THE PROBLEM: Tally the lines below that contain the word "suspect", and give only that number.

----- EXTRACTED DATA

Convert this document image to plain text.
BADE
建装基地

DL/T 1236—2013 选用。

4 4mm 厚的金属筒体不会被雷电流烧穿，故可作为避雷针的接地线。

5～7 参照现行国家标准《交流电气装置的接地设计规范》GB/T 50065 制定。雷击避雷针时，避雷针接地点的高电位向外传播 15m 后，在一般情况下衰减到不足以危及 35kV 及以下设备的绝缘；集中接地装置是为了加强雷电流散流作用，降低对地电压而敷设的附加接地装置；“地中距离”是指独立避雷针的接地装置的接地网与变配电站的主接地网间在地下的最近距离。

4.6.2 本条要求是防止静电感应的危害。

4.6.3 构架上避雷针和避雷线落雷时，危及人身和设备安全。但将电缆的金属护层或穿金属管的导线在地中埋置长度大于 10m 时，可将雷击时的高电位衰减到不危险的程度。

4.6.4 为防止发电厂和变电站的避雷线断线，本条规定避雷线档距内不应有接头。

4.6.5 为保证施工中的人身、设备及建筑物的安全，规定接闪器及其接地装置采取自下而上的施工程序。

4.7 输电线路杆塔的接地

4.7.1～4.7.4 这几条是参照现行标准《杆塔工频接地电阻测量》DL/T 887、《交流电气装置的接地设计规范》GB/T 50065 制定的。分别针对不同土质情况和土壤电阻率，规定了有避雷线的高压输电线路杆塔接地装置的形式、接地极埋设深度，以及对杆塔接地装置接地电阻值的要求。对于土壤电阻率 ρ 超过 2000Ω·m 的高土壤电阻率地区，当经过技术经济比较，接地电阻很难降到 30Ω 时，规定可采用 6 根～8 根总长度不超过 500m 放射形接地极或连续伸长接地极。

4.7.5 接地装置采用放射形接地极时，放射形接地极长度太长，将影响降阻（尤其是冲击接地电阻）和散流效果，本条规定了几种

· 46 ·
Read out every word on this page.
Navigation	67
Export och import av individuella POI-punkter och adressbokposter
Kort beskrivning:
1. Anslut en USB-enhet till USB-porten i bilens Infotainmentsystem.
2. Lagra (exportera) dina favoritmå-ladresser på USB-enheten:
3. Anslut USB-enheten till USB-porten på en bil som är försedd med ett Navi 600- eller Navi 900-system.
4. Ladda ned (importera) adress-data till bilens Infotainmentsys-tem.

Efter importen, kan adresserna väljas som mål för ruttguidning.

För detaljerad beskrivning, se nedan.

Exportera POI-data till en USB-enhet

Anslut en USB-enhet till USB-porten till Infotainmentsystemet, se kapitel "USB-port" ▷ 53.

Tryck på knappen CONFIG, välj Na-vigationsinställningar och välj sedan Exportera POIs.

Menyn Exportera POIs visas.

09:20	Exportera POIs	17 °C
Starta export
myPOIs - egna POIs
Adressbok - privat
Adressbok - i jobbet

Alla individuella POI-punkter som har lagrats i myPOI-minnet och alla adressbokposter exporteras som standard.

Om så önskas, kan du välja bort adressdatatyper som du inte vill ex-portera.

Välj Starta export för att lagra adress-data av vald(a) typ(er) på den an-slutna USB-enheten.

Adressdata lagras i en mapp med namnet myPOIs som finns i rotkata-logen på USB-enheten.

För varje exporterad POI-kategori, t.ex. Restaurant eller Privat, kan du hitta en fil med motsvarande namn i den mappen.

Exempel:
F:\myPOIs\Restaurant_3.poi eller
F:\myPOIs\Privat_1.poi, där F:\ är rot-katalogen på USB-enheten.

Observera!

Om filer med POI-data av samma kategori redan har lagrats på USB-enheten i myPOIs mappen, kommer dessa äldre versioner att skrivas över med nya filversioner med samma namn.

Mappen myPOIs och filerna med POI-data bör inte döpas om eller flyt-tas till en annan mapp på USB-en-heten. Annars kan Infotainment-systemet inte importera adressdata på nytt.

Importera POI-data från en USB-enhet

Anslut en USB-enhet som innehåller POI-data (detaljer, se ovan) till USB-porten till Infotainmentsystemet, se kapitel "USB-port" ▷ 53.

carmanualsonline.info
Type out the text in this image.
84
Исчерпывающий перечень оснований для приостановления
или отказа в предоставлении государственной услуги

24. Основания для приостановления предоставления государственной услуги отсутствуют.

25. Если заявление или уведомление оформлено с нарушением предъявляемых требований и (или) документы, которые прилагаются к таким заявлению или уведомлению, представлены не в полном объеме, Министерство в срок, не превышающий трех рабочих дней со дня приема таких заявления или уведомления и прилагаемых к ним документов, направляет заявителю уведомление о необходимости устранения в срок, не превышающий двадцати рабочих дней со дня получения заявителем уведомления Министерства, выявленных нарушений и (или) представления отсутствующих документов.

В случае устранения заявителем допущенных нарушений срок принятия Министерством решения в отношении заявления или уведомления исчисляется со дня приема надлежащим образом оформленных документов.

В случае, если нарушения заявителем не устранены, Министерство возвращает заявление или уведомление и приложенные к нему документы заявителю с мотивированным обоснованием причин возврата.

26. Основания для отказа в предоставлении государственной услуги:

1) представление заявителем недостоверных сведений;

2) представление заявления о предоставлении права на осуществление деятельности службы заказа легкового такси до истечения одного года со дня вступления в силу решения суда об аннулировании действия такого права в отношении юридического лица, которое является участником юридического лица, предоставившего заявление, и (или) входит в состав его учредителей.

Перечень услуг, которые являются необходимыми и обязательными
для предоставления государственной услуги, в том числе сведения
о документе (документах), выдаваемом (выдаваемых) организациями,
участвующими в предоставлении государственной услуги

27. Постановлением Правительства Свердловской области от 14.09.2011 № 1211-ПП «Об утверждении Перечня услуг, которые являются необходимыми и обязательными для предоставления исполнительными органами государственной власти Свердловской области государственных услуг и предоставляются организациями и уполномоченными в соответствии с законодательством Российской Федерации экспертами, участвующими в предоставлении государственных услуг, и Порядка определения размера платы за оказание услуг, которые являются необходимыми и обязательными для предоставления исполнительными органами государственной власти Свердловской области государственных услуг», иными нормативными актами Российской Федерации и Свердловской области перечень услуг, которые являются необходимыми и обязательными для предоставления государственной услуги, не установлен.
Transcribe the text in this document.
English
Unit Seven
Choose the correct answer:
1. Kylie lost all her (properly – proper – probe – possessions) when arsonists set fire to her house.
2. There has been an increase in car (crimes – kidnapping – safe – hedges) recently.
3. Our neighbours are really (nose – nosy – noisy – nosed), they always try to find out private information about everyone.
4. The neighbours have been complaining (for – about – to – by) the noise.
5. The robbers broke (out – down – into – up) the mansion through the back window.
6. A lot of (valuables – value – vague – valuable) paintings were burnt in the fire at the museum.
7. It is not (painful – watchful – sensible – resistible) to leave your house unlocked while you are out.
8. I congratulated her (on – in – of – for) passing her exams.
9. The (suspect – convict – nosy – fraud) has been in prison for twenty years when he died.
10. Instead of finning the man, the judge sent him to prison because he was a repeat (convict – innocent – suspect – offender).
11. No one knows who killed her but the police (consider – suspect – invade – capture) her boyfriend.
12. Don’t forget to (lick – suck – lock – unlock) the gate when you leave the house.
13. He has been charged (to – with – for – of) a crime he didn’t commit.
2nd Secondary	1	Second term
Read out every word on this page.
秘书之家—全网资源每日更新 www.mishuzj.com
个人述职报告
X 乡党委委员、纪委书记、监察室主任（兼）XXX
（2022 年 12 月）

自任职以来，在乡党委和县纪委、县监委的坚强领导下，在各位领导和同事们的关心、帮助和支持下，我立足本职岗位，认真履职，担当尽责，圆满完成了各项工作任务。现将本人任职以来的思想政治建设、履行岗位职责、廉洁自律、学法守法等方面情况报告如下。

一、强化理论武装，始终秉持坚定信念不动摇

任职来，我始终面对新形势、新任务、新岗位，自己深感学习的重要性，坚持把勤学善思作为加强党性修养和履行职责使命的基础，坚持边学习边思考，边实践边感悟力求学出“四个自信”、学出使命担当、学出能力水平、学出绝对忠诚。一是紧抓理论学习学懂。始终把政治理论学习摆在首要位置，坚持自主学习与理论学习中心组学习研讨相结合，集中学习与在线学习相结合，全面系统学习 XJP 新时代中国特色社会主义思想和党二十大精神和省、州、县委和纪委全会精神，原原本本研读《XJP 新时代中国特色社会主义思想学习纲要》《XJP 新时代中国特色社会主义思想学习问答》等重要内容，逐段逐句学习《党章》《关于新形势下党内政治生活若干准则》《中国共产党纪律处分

----------

WORKED SOLUTION: 3